Data i miejsce urodzenia |
26 sierpnia 1940 |
---|---|
Data i miejsce śmierci | |
1. Prezydent Burundi | |
Okres |
od 28 listopada 1966 |
Przynależność polityczna |
Partia Jedności i Postępu Narodowego Burundi (UPRONA) |
Poprzednik |
nowa funkcja |
Następca | |
Premier Burundi | |
Okres |
od 11 lipca 1966 |
Przynależność polityczna |
UPRONA |
Poprzednik | |
Następca | |
Premier Burundi | |
Okres |
od 5 czerwca 1973 |
Przynależność polityczna |
UPRONA |
Poprzednik | |
Następca |
Michel Micombero (ur. 26 sierpnia 1940 w gminie Rutovu, zm. 16 lipca 1983 w Mogadiszu) – polityk i wojskowy wywodzący się z ludu Tutsi, pierwszy prezydent Burundi. Współodpowiedzialny za ludobójstwo członków grupy etnicznej Hutu w 1972 roku.
Urodził się w gminie Rutovu w prowincji Bururi na południu Burundi. Wywodził się z ludu Tutsi, a dokładnie z podgrupy Tutsi-Hima, zajmującej w tym czasie stosunkowo niską pozycję w społecznej hierarchii[1] . Wykształcenie zdobył w szkołach katolickich funkcjonujących w jego rodzimej prowincji[2]. Po zakończeniu edukacji wstąpił w szeregi wojsk kolonialnych (1960) i wkrótce został skierowany do Belgii na przeszkolenie wojskowe[2]. Ukończył Królewską Akademię Wojskową w Brukseli[3]. W 1962 roku powrócił do ojczyzny w stopniu kapitana. Po odzyskaniu niepodległości przez Burundi (1 lipca 1962), kontynuował karierę wojskową. Wkrótce stał się członkiem najsilniejszej partii politycznej w kraju, tj. Partii Jedności i Postępu Narodowego Burundi[4] (UPRONA). W 1963 roku uzyskał stanowisko sekretarza stanu ds. obrony[2].
19 października 1965 grupa oficerów wywodzących się z ludu Hutu, największej liczebnie grupy etnicznej w Burundi, podjęła próbę zamachu stanu. Micombero dowodził oddziałami, które tego dnia powstrzymały atak puczystów na pałac mwamiego Mwambutsy IV[5]. Po stłumieniu puczu uczestniczył w krwawej czystce, która doprowadziła do wymordowania elity politycznej Hutu i przejęcia przez mniejszość Tutsi pełnej kontroli nad państwem.

§ **Opis zadania**
Przedstaw w formie krótkiej listy akapit tekstu o Michelu Micombero, który zaczyna się od słów „Urodził się w gminie Rutovu”. Zachowaj jego najważniejsze fakty.

[Wykazy współrzędnych ramek]
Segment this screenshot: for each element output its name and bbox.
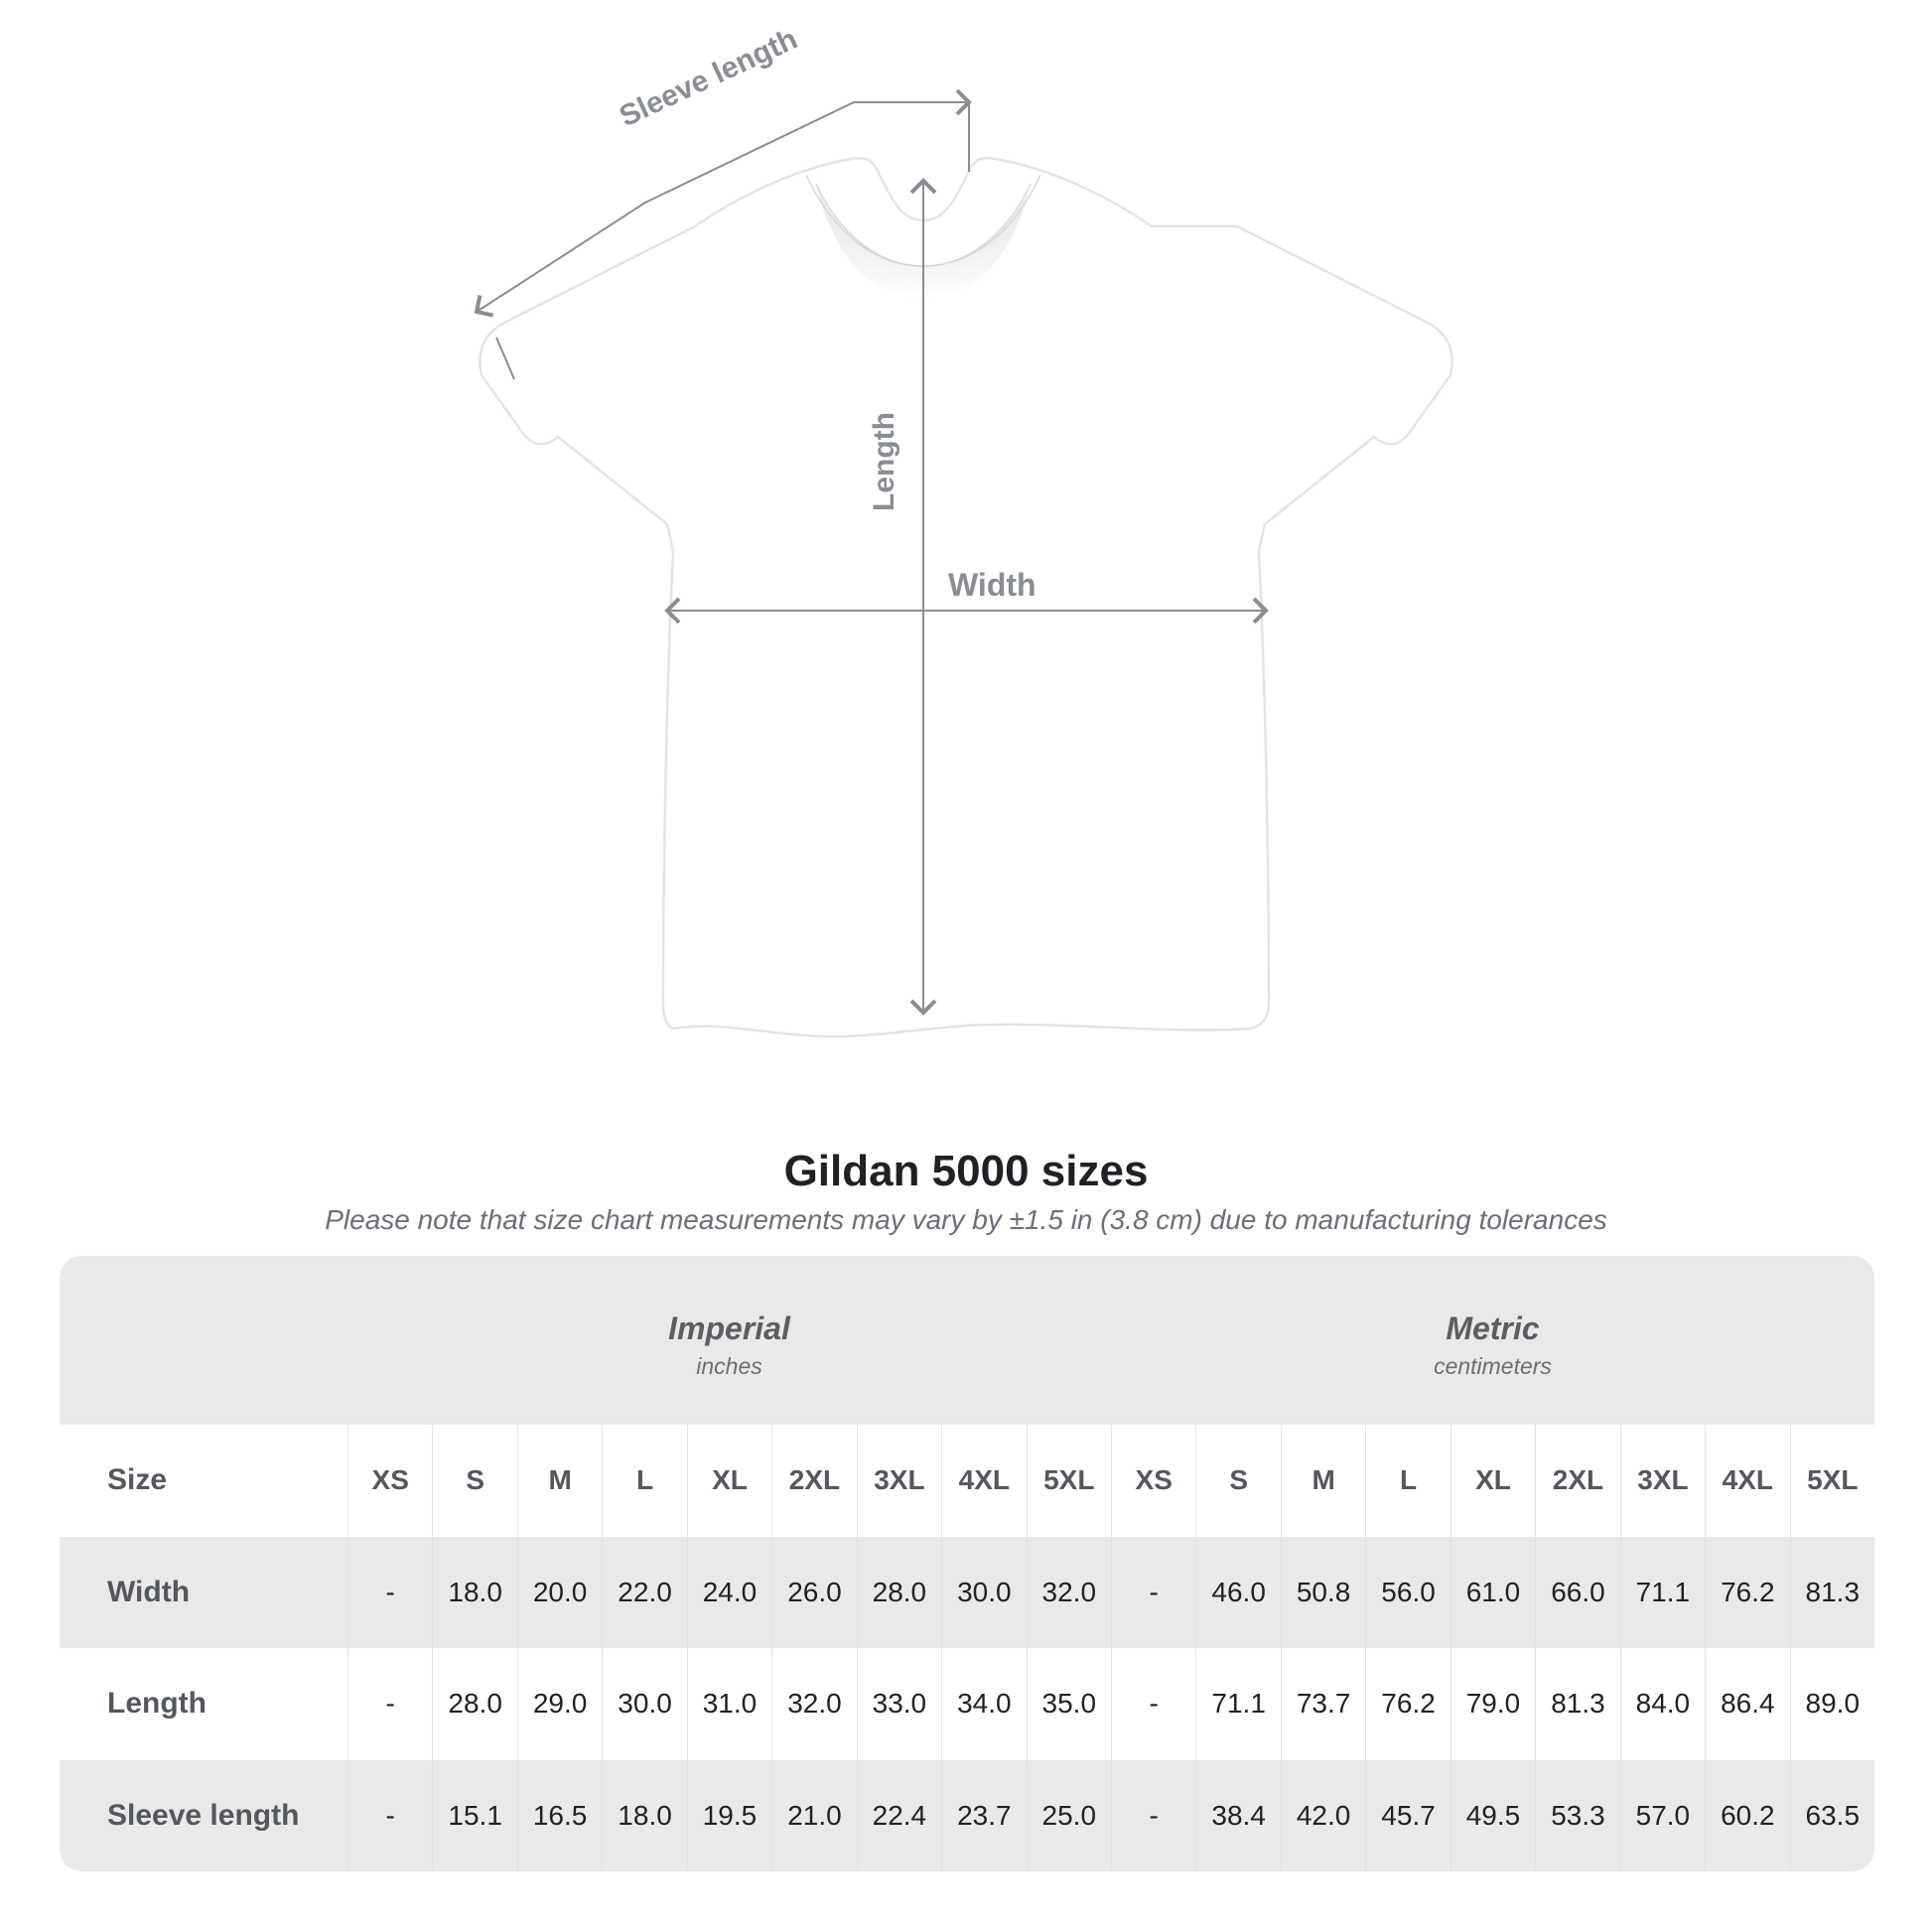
svg-text:Sleeve length: Sleeve length <box>615 23 802 134</box>
svg-text:Width: Width <box>948 567 1036 603</box>
svg-text:Length: Length <box>868 412 900 511</box>
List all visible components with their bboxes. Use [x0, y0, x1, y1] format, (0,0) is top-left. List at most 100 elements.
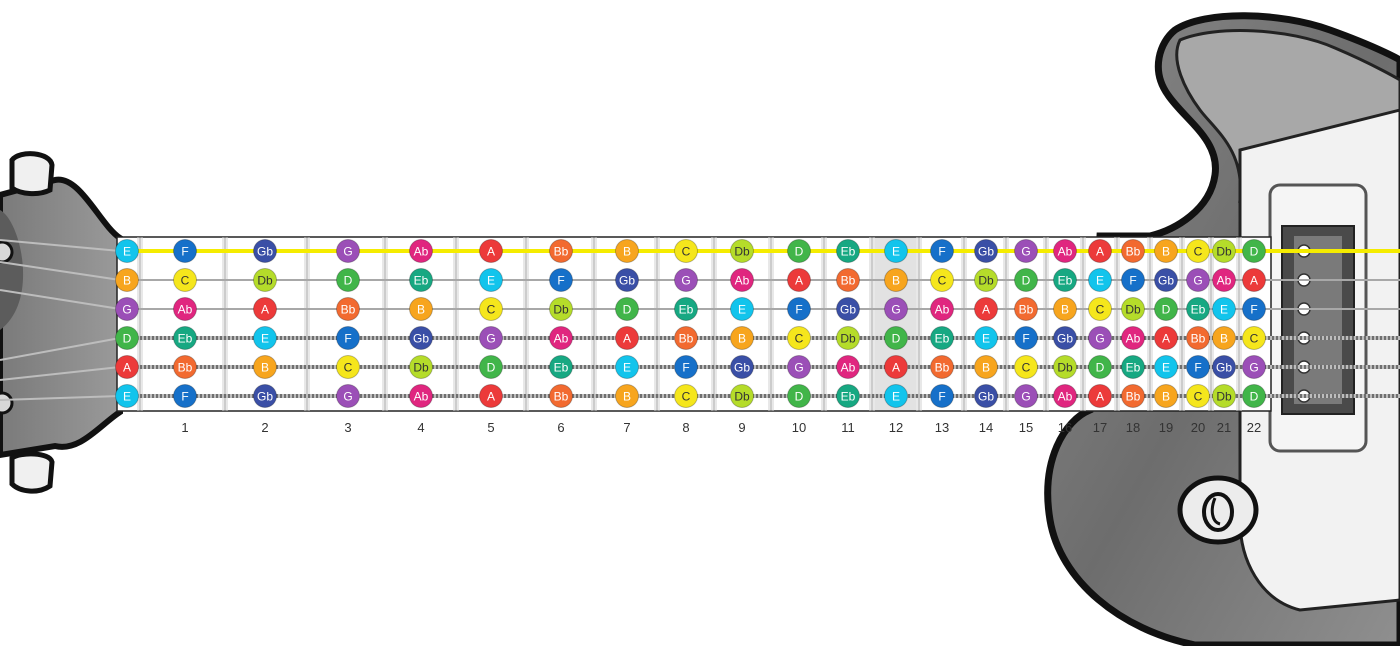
- note-marker[interactable]: E: [253, 326, 277, 350]
- note-marker[interactable]: Db: [1121, 297, 1145, 321]
- note-marker[interactable]: G: [479, 326, 503, 350]
- note-marker[interactable]: Gb: [1154, 268, 1178, 292]
- note-marker[interactable]: Eb: [1186, 297, 1210, 321]
- note-marker[interactable]: C: [173, 268, 197, 292]
- note-marker[interactable]: Gb: [1212, 355, 1236, 379]
- note-marker[interactable]: Ab: [173, 297, 197, 321]
- note-marker[interactable]: E: [479, 268, 503, 292]
- note-marker[interactable]: Gb: [974, 239, 998, 263]
- note-marker[interactable]: Gb: [1053, 326, 1077, 350]
- note-marker[interactable]: Eb: [1053, 268, 1077, 292]
- note-marker[interactable]: F: [1121, 268, 1145, 292]
- note-marker[interactable]: Bb: [173, 355, 197, 379]
- note-marker[interactable]: Bb: [674, 326, 698, 350]
- note-marker[interactable]: E: [615, 355, 639, 379]
- note-marker[interactable]: F: [1186, 355, 1210, 379]
- note-marker[interactable]: E: [1088, 268, 1112, 292]
- note-marker[interactable]: Bb: [549, 239, 573, 263]
- note-marker[interactable]: D: [336, 268, 360, 292]
- note-marker[interactable]: Ab: [409, 239, 433, 263]
- note-marker[interactable]: C: [674, 384, 698, 408]
- note-marker[interactable]: B: [1053, 297, 1077, 321]
- note-marker[interactable]: Eb: [930, 326, 954, 350]
- note-marker[interactable]: Bb: [930, 355, 954, 379]
- note-marker[interactable]: Eb: [409, 268, 433, 292]
- note-marker[interactable]: A: [787, 268, 811, 292]
- note-marker[interactable]: D: [1242, 384, 1266, 408]
- note-marker[interactable]: G: [674, 268, 698, 292]
- note-marker[interactable]: C: [479, 297, 503, 321]
- note-marker[interactable]: G: [884, 297, 908, 321]
- note-marker[interactable]: G: [1242, 355, 1266, 379]
- note-marker[interactable]: Gb: [974, 384, 998, 408]
- note-marker[interactable]: A: [115, 355, 139, 379]
- note-marker[interactable]: E: [1154, 355, 1178, 379]
- note-marker[interactable]: Db: [836, 326, 860, 350]
- note-marker[interactable]: F: [336, 326, 360, 350]
- note-marker[interactable]: D: [1154, 297, 1178, 321]
- note-marker[interactable]: Bb: [1121, 239, 1145, 263]
- note-marker[interactable]: F: [930, 239, 954, 263]
- note-marker[interactable]: C: [787, 326, 811, 350]
- note-marker[interactable]: A: [974, 297, 998, 321]
- note-marker[interactable]: D: [479, 355, 503, 379]
- note-marker[interactable]: E: [884, 239, 908, 263]
- note-marker[interactable]: F: [1014, 326, 1038, 350]
- note-marker[interactable]: Bb: [1014, 297, 1038, 321]
- note-marker[interactable]: D: [787, 239, 811, 263]
- note-marker[interactable]: D: [884, 326, 908, 350]
- note-marker[interactable]: G: [1014, 239, 1038, 263]
- note-marker[interactable]: D: [1088, 355, 1112, 379]
- note-marker[interactable]: A: [479, 239, 503, 263]
- note-marker[interactable]: E: [730, 297, 754, 321]
- note-marker[interactable]: E: [115, 239, 139, 263]
- note-marker[interactable]: A: [253, 297, 277, 321]
- note-marker[interactable]: B: [730, 326, 754, 350]
- note-marker[interactable]: E: [1212, 297, 1236, 321]
- note-marker[interactable]: Bb: [836, 268, 860, 292]
- note-marker[interactable]: D: [615, 297, 639, 321]
- note-marker[interactable]: Ab: [409, 384, 433, 408]
- note-marker[interactable]: B: [115, 268, 139, 292]
- note-marker[interactable]: B: [1212, 326, 1236, 350]
- note-marker[interactable]: C: [674, 239, 698, 263]
- note-marker[interactable]: B: [409, 297, 433, 321]
- note-marker[interactable]: Gb: [409, 326, 433, 350]
- note-marker[interactable]: Gb: [836, 297, 860, 321]
- note-marker[interactable]: G: [1014, 384, 1038, 408]
- note-marker[interactable]: Gb: [253, 384, 277, 408]
- note-marker[interactable]: A: [479, 384, 503, 408]
- note-marker[interactable]: Gb: [730, 355, 754, 379]
- note-marker[interactable]: B: [1154, 239, 1178, 263]
- note-marker[interactable]: A: [884, 355, 908, 379]
- note-marker[interactable]: Eb: [836, 239, 860, 263]
- note-marker[interactable]: G: [115, 297, 139, 321]
- note-marker[interactable]: Bb: [1186, 326, 1210, 350]
- note-marker[interactable]: C: [1186, 239, 1210, 263]
- note-marker[interactable]: A: [1088, 384, 1112, 408]
- note-marker[interactable]: Db: [549, 297, 573, 321]
- note-marker[interactable]: Eb: [836, 384, 860, 408]
- note-marker[interactable]: D: [1242, 239, 1266, 263]
- note-marker[interactable]: Db: [730, 384, 754, 408]
- note-marker[interactable]: F: [549, 268, 573, 292]
- note-marker[interactable]: A: [1088, 239, 1112, 263]
- note-marker[interactable]: Ab: [1053, 239, 1077, 263]
- note-marker[interactable]: Ab: [1212, 268, 1236, 292]
- note-marker[interactable]: F: [173, 384, 197, 408]
- note-marker[interactable]: A: [1154, 326, 1178, 350]
- note-marker[interactable]: B: [615, 384, 639, 408]
- note-marker[interactable]: G: [336, 384, 360, 408]
- note-marker[interactable]: B: [884, 268, 908, 292]
- note-marker[interactable]: F: [787, 297, 811, 321]
- note-marker[interactable]: Db: [1212, 239, 1236, 263]
- note-marker[interactable]: Eb: [549, 355, 573, 379]
- note-marker[interactable]: B: [974, 355, 998, 379]
- note-marker[interactable]: Db: [1053, 355, 1077, 379]
- note-marker[interactable]: Db: [730, 239, 754, 263]
- note-marker[interactable]: Bb: [336, 297, 360, 321]
- note-marker[interactable]: Bb: [549, 384, 573, 408]
- note-marker[interactable]: F: [674, 355, 698, 379]
- note-marker[interactable]: Eb: [1121, 355, 1145, 379]
- note-marker[interactable]: A: [1242, 268, 1266, 292]
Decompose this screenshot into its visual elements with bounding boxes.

§ **Przykładowe rozwiązanie**
- Urodził się w gminie Rutovu w prowincji Bururi, na południu Burundi.
- Pochodził z ludu Tutsi, z podgrupy Tutsi-Hima, która miała wtedy dość niską pozycję społeczną.
- Uczył się w szkołach katolickich w swojej prowincji.
- W 1960 roku wstąpił do wojsk kolonialnych i wysłano go na szkolenie wojskowe do Belgii. Tam ukończył Królewską Akademię Wojskową w Brukseli.
- W 1962 roku wrócił do kraju jako kapitan. Po odzyskaniu przez Burundi niepodległości (1 lipca 1962) dalej służył w wojsku.
- Wstąpił do najsilniejszej partii w kraju, czyli Partii Jedności i Postępu Narodowego Burundi (UPRONA).
- W 1963 roku został sekretarzem stanu do spraw obrony.